───── INPUT ─────

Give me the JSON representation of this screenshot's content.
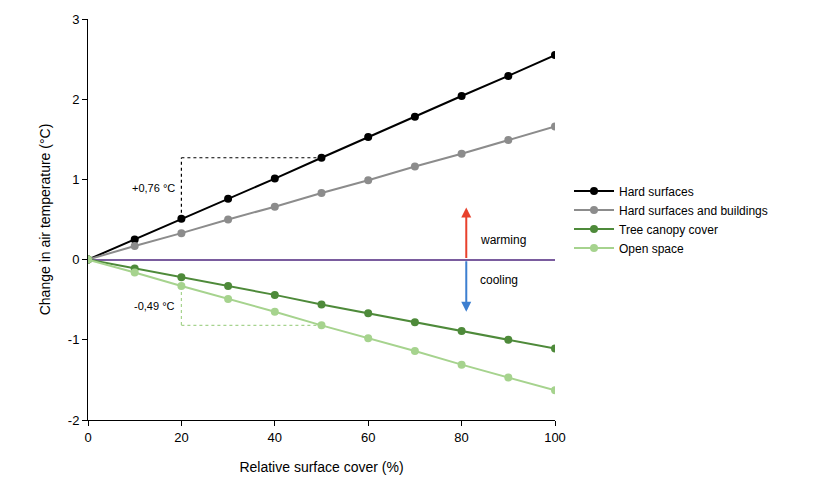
{
  "chart_data": {
    "type": "line",
    "x_label": "Relative surface cover (%)",
    "y_label": "Change in air temperature (°C)",
    "x": [
      0,
      10,
      20,
      30,
      40,
      50,
      60,
      70,
      80,
      90,
      100
    ],
    "series": [
      {
        "name": "Hard surfaces",
        "color": "#000000",
        "marker": "circle",
        "values": [
          0,
          0.25,
          0.51,
          0.76,
          1.01,
          1.27,
          1.53,
          1.78,
          2.04,
          2.29,
          2.55
        ]
      },
      {
        "name": "Hard surfaces and buildings",
        "color": "#8c8c8c",
        "marker": "circle",
        "values": [
          0,
          0.17,
          0.33,
          0.5,
          0.66,
          0.83,
          0.99,
          1.16,
          1.32,
          1.49,
          1.66
        ]
      },
      {
        "name": "Tree canopy cover",
        "color": "#4e8a3a",
        "marker": "circle",
        "values": [
          0,
          -0.11,
          -0.22,
          -0.33,
          -0.44,
          -0.56,
          -0.67,
          -0.78,
          -0.89,
          -1.0,
          -1.11
        ]
      },
      {
        "name": "Open space",
        "color": "#a6d38e",
        "marker": "circle",
        "values": [
          0,
          -0.16,
          -0.33,
          -0.49,
          -0.65,
          -0.82,
          -0.98,
          -1.14,
          -1.31,
          -1.47,
          -1.63
        ]
      }
    ],
    "xlim": [
      0,
      100
    ],
    "xticks": [
      0,
      20,
      40,
      60,
      80,
      100
    ],
    "ylim": [
      -2,
      3
    ],
    "yticks": [
      -2,
      -1,
      0,
      1,
      2,
      3
    ],
    "grid": false,
    "legend": "right",
    "annotations": [
      {
        "text": "+0,76 °C",
        "series": "Hard surfaces",
        "x": [
          20,
          50
        ]
      },
      {
        "text": "-0,49 °C",
        "series": "Open space",
        "x": [
          20,
          50
        ]
      },
      {
        "text": "warming",
        "direction": "up",
        "color": "#e8412c"
      },
      {
        "text": "cooling",
        "direction": "down",
        "color": "#3d7fd0"
      }
    ]
  }
}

─────

- _AIM_: Which lines hold the string "color"? Copy all of them from the data above.

- _REPLY_:
        "color": "#000000",
        "color": "#8c8c8c",
        "color": "#4e8a3a",
        "color": "#a6d38e",
        "color": "#e8412c"
        "color": "#3d7fd0"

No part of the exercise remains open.